═════ MATERIAL PROVIDED

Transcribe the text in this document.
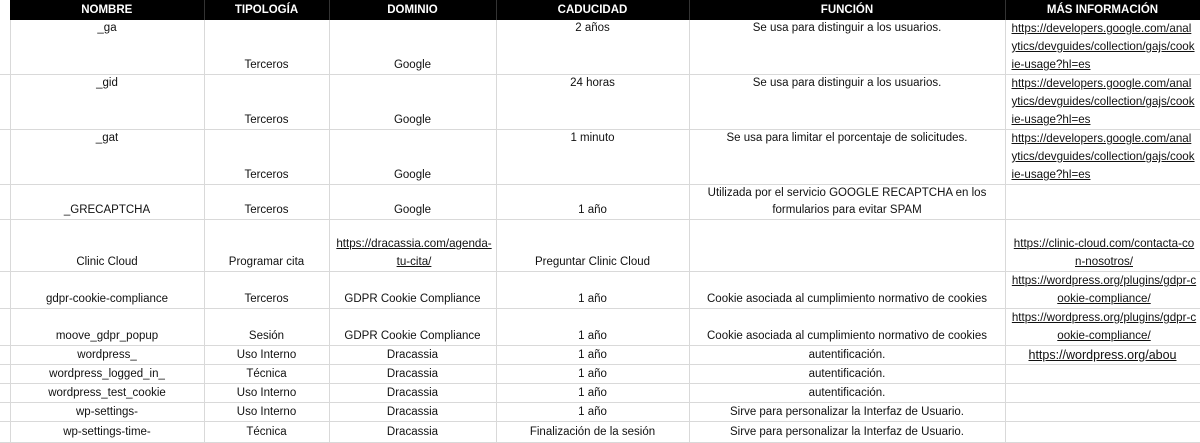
	NOMBRE	TIPOLOGÍA	DOMINIO	CADUCIDAD	FUNCIÓN	MÁS INFORMACIÓN
	_ga	Terceros	Google	2 años	Se usa para distinguir a los usuarios.	https://developers.google.com/analytics/devguides/collection/gajs/cookie-usage?hl=es
	_gid	Terceros	Google	24 horas	Se usa para distinguir a los usuarios.	https://developers.google.com/analytics/devguides/collection/gajs/cookie-usage?hl=es
	_gat	Terceros	Google	1 minuto	Se usa para limitar el porcentaje de solicitudes.	https://developers.google.com/analytics/devguides/collection/gajs/cookie-usage?hl=es
	_GRECAPTCHA	Terceros	Google	1 año	Utilizada por el servicio GOOGLE RECAPTCHA en los formularios para evitar SPAM	
	Clinic Cloud	Programar cita	https://dracassia.com/agenda-tu-cita/	Preguntar Clinic Cloud		https://clinic-cloud.com/contacta-con-nosotros/
	gdpr-cookie-compliance	Terceros	GDPR Cookie Compliance	1 año	Cookie asociada al cumplimiento normativo de cookies	https://wordpress.org/plugins/gdpr-cookie-compliance/
	moove_gdpr_popup	Sesión	GDPR Cookie Compliance	1 año	Cookie asociada al cumplimiento normativo de cookies	https://wordpress.org/plugins/gdpr-cookie-compliance/
	wordpress_	Uso Interno	Dracassia	1 año	autentificación.	https://wordpress.org/abou
	wordpress_logged_in_	Técnica	Dracassia	1 año	autentificación.	
	wordpress_test_cookie	Uso Interno	Dracassia	1 año	autentificación.	
	wp-settings-	Uso Interno	Dracassia	1 año	Sirve para personalizar la Interfaz de Usuario.	
	wp-settings-time-	Técnica	Dracassia	Finalización de la sesión	Sirve para personalizar la Interfaz de Usuario.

══════════

TASK REQUIREMENTS:
In this exercise, set down all of the data exactly, without the pictures.

OUTPUT OF THE TASK:
Transcribe the text in this document.
	NOMBRE	TIPOLOGÍA	DOMINIO	CADUCIDAD	FUNCIÓN	MÁS INFORMACIÓN
	_ga	Terceros	Google	2 años	Se usa para distinguir a los usuarios.	https://developers.google.com/analytics/devguides/collection/gajs/cookie-usage?hl=es
	_gid	Terceros	Google	24 horas	Se usa para distinguir a los usuarios.	https://developers.google.com/analytics/devguides/collection/gajs/cookie-usage?hl=es
	_gat	Terceros	Google	1 minuto	Se usa para limitar el porcentaje de solicitudes.	https://developers.google.com/analytics/devguides/collection/gajs/cookie-usage?hl=es
	_GRECAPTCHA	Terceros	Google	1 año	Utilizada por el servicio GOOGLE RECAPTCHA en los formularios para evitar SPAM	
	Clinic Cloud	Programar cita	https://dracassia.com/agenda-tu-cita/	Preguntar Clinic Cloud		https://clinic-cloud.com/contacta-con-nosotros/
	gdpr-cookie-compliance	Terceros	GDPR Cookie Compliance	1 año	Cookie asociada al cumplimiento normativo de cookies	https://wordpress.org/plugins/gdpr-cookie-compliance/
	moove_gdpr_popup	Sesión	GDPR Cookie Compliance	1 año	Cookie asociada al cumplimiento normativo de cookies	https://wordpress.org/plugins/gdpr-cookie-compliance/
	wordpress_	Uso Interno	Dracassia	1 año	autentificación.	https://wordpress.org/abou
	wordpress_logged_in_	Técnica	Dracassia	1 año	autentificación.	
	wordpress_test_cookie	Uso Interno	Dracassia	1 año	autentificación.	
	wp-settings-	Uso Interno	Dracassia	1 año	Sirve para personalizar la Interfaz de Usuario.	
	wp-settings-time-	Técnica	Dracassia	Finalización de la sesión	Sirve para personalizar la Interfaz de Usuario.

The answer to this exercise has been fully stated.